Dataset records:
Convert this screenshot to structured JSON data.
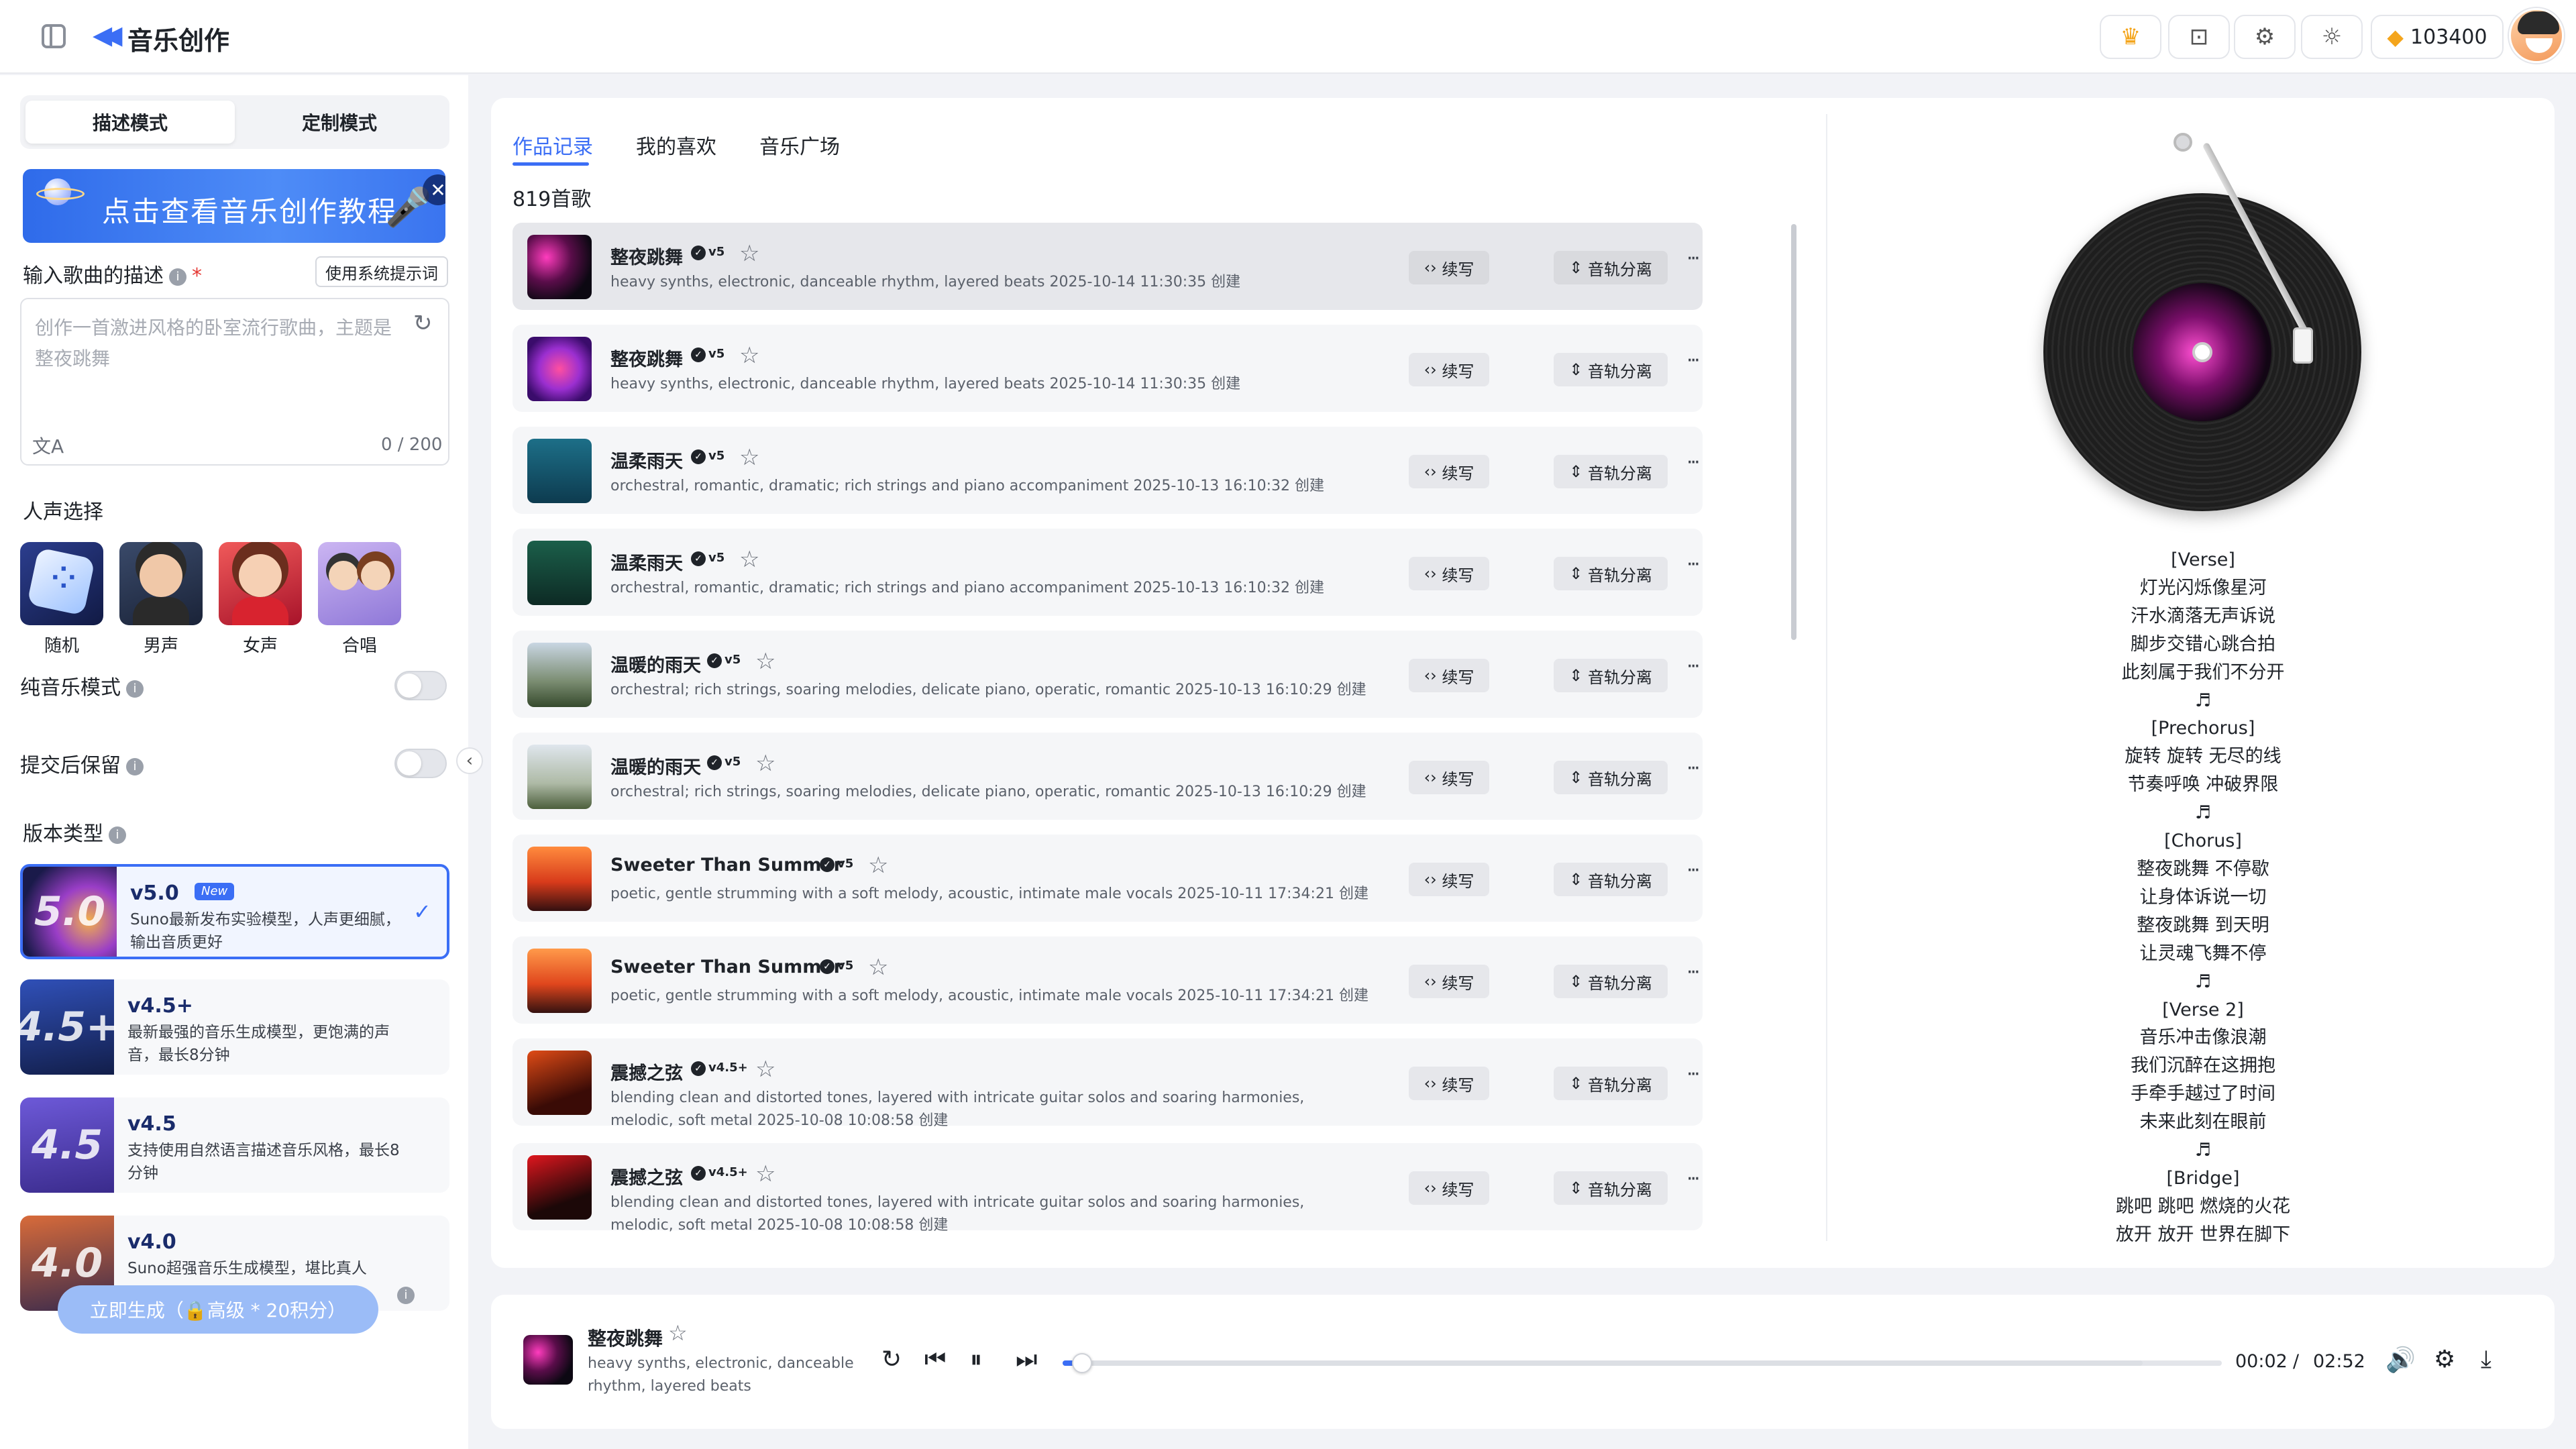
{
  "header": {
    "title": "音乐创作",
    "points": "103400"
  },
  "left": {
    "modes": [
      "描述模式",
      "定制模式"
    ],
    "banner_text": "点击查看音乐创作教程",
    "desc_label": "输入歌曲的描述",
    "required_mark": "*",
    "system_prompt_button": "使用系统提示词",
    "desc_placeholder": "创作一首激进风格的卧室流行歌曲，主题是整夜跳舞",
    "char_count": "0 / 200",
    "voice_label": "人声选择",
    "voices": [
      "随机",
      "男声",
      "女声",
      "合唱"
    ],
    "pure_music_label": "纯音乐模式",
    "keep_after_submit_label": "提交后保留",
    "version_label": "版本类型",
    "versions": [
      {
        "name": "v5.0",
        "tag": "New",
        "desc": "Suno最新发布实验模型，人声更细腻，输出音质更好",
        "thumb": "5.0"
      },
      {
        "name": "v4.5+",
        "desc": "最新最强的音乐生成模型，更饱满的声音，最长8分钟",
        "thumb": "4.5+"
      },
      {
        "name": "v4.5",
        "desc": "支持使用自然语言描述音乐风格，最长8分钟",
        "thumb": "4.5"
      },
      {
        "name": "v4.0",
        "desc": "Suno超强音乐生成模型，堪比真人",
        "thumb": "4.0"
      }
    ],
    "generate_button": "立即生成（🔒高级 * 20积分）"
  },
  "center": {
    "tabs": [
      "作品记录",
      "我的喜欢",
      "音乐广场"
    ],
    "song_count": "819首歌",
    "action_continue": "续写",
    "action_split": "音轨分离",
    "songs": [
      {
        "title": "整夜跳舞",
        "ver": "v5",
        "desc": "heavy synths, electronic, danceable rhythm, layered beats  2025-10-14 11:30:35 创建"
      },
      {
        "title": "整夜跳舞",
        "ver": "v5",
        "desc": "heavy synths, electronic, danceable rhythm, layered beats  2025-10-14 11:30:35 创建"
      },
      {
        "title": "温柔雨天",
        "ver": "v5",
        "desc": "orchestral, romantic, dramatic; rich strings and piano accompaniment  2025-10-13 16:10:32 创建"
      },
      {
        "title": "温柔雨天",
        "ver": "v5",
        "desc": "orchestral, romantic, dramatic; rich strings and piano accompaniment  2025-10-13 16:10:32 创建"
      },
      {
        "title": "温暖的雨天",
        "ver": "v5",
        "desc": "orchestral; rich strings, soaring melodies, delicate piano, operatic, romantic  2025-10-13 16:10:29 创建"
      },
      {
        "title": "温暖的雨天",
        "ver": "v5",
        "desc": "orchestral; rich strings, soaring melodies, delicate piano, operatic, romantic  2025-10-13 16:10:29 创建"
      },
      {
        "title": "Sweeter Than Summer",
        "ver": "v5",
        "desc": "poetic, gentle strumming with a soft melody, acoustic, intimate male vocals  2025-10-11 17:34:21 创建"
      },
      {
        "title": "Sweeter Than Summer",
        "ver": "v5",
        "desc": "poetic, gentle strumming with a soft melody, acoustic, intimate male vocals  2025-10-11 17:34:21 创建"
      },
      {
        "title": "震撼之弦",
        "ver": "v4.5+",
        "desc": "blending clean and distorted tones, layered with intricate guitar solos and soaring harmonies, melodic, soft metal  2025-10-08 10:08:58 创建"
      },
      {
        "title": "震撼之弦",
        "ver": "v4.5+",
        "desc": "blending clean and distorted tones, layered with intricate guitar solos and soaring harmonies, melodic, soft metal  2025-10-08 10:08:58 创建"
      }
    ],
    "lyrics": [
      "[Verse]",
      "灯光闪烁像星河",
      "汗水滴落无声诉说",
      "脚步交错心跳合拍",
      "此刻属于我们不分开",
      "♬",
      "[Prechorus]",
      "旋转 旋转 无尽的线",
      "节奏呼唤 冲破界限",
      "♬",
      "[Chorus]",
      "整夜跳舞 不停歇",
      "让身体诉说一切",
      "整夜跳舞 到天明",
      "让灵魂飞舞不停",
      "♬",
      "[Verse 2]",
      "音乐冲击像浪潮",
      "我们沉醉在这拥抱",
      "手牵手越过了时间",
      "未来此刻在眼前",
      "♬",
      "[Bridge]",
      "跳吧 跳吧 燃烧的火花",
      "放开 放开 世界在脚下"
    ]
  },
  "player": {
    "title": "整夜跳舞",
    "desc": "heavy synths, electronic, danceable rhythm, layered beats",
    "current_time": "00:02",
    "separator": "/",
    "total_time": "02:52",
    "progress": 0.012
  },
  "colors": {
    "accent": "#3b6ef5",
    "points_gem": "#f4a51c"
  }
}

◆ **Problem to work on**: Copy out all of the data word for word. Do not carry over any picture.

◆ **Response to this task**:
Convert this screenshot to structured JSON data.
{
  "header": {
    "title": "音乐创作",
    "points": "103400"
  },
  "left": {
    "modes": [
      "描述模式",
      "定制模式"
    ],
    "banner_text": "点击查看音乐创作教程",
    "desc_label": "输入歌曲的描述",
    "required_mark": "*",
    "system_prompt_button": "使用系统提示词",
    "desc_placeholder": "创作一首激进风格的卧室流行歌曲，主题是整夜跳舞",
    "char_count": "0 / 200",
    "voice_label": "人声选择",
    "voices": [
      "随机",
      "男声",
      "女声",
      "合唱"
    ],
    "pure_music_label": "纯音乐模式",
    "keep_after_submit_label": "提交后保留",
    "version_label": "版本类型",
    "versions": [
      {
        "name": "v5.0",
        "tag": "New",
        "desc": "Suno最新发布实验模型，人声更细腻，输出音质更好",
        "thumb": "5.0"
      },
      {
        "name": "v4.5+",
        "desc": "最新最强的音乐生成模型，更饱满的声音，最长8分钟",
        "thumb": "4.5+"
      },
      {
        "name": "v4.5",
        "desc": "支持使用自然语言描述音乐风格，最长8分钟",
        "thumb": "4.5"
      },
      {
        "name": "v4.0",
        "desc": "Suno超强音乐生成模型，堪比真人",
        "thumb": "4.0"
      }
    ],
    "generate_button": "立即生成（🔒高级 * 20积分）"
  },
  "center": {
    "tabs": [
      "作品记录",
      "我的喜欢",
      "音乐广场"
    ],
    "song_count": "819首歌",
    "action_continue": "续写",
    "action_split": "音轨分离",
    "songs": [
      {
        "title": "整夜跳舞",
        "ver": "v5",
        "desc": "heavy synths, electronic, danceable rhythm, layered beats  2025-10-14 11:30:35 创建"
      },
      {
        "title": "整夜跳舞",
        "ver": "v5",
        "desc": "heavy synths, electronic, danceable rhythm, layered beats  2025-10-14 11:30:35 创建"
      },
      {
        "title": "温柔雨天",
        "ver": "v5",
        "desc": "orchestral, romantic, dramatic; rich strings and piano accompaniment  2025-10-13 16:10:32 创建"
      },
      {
        "title": "温柔雨天",
        "ver": "v5",
        "desc": "orchestral, romantic, dramatic; rich strings and piano accompaniment  2025-10-13 16:10:32 创建"
      },
      {
        "title": "温暖的雨天",
        "ver": "v5",
        "desc": "orchestral; rich strings, soaring melodies, delicate piano, operatic, romantic  2025-10-13 16:10:29 创建"
      },
      {
        "title": "温暖的雨天",
        "ver": "v5",
        "desc": "orchestral; rich strings, soaring melodies, delicate piano, operatic, romantic  2025-10-13 16:10:29 创建"
      },
      {
        "title": "Sweeter Than Summer",
        "ver": "v5",
        "desc": "poetic, gentle strumming with a soft melody, acoustic, intimate male vocals  2025-10-11 17:34:21 创建"
      },
      {
        "title": "Sweeter Than Summer",
        "ver": "v5",
        "desc": "poetic, gentle strumming with a soft melody, acoustic, intimate male vocals  2025-10-11 17:34:21 创建"
      },
      {
        "title": "震撼之弦",
        "ver": "v4.5+",
        "desc": "blending clean and distorted tones, layered with intricate guitar solos and soaring harmonies, melodic, soft metal  2025-10-08 10:08:58 创建"
      },
      {
        "title": "震撼之弦",
        "ver": "v4.5+",
        "desc": "blending clean and distorted tones, layered with intricate guitar solos and soaring harmonies, melodic, soft metal  2025-10-08 10:08:58 创建"
      }
    ],
    "lyrics": [
      "[Verse]",
      "灯光闪烁像星河",
      "汗水滴落无声诉说",
      "脚步交错心跳合拍",
      "此刻属于我们不分开",
      "♬",
      "[Prechorus]",
      "旋转 旋转 无尽的线",
      "节奏呼唤 冲破界限",
      "♬",
      "[Chorus]",
      "整夜跳舞 不停歇",
      "让身体诉说一切",
      "整夜跳舞 到天明",
      "让灵魂飞舞不停",
      "♬",
      "[Verse 2]",
      "音乐冲击像浪潮",
      "我们沉醉在这拥抱",
      "手牵手越过了时间",
      "未来此刻在眼前",
      "♬",
      "[Bridge]",
      "跳吧 跳吧 燃烧的火花",
      "放开 放开 世界在脚下"
    ]
  },
  "player": {
    "title": "整夜跳舞",
    "desc": "heavy synths, electronic, danceable rhythm, layered beats",
    "current_time": "00:02",
    "separator": "/",
    "total_time": "02:52",
    "progress": 0.012
  },
  "colors": {
    "accent": "#3b6ef5",
    "points_gem": "#f4a51c"
  }
}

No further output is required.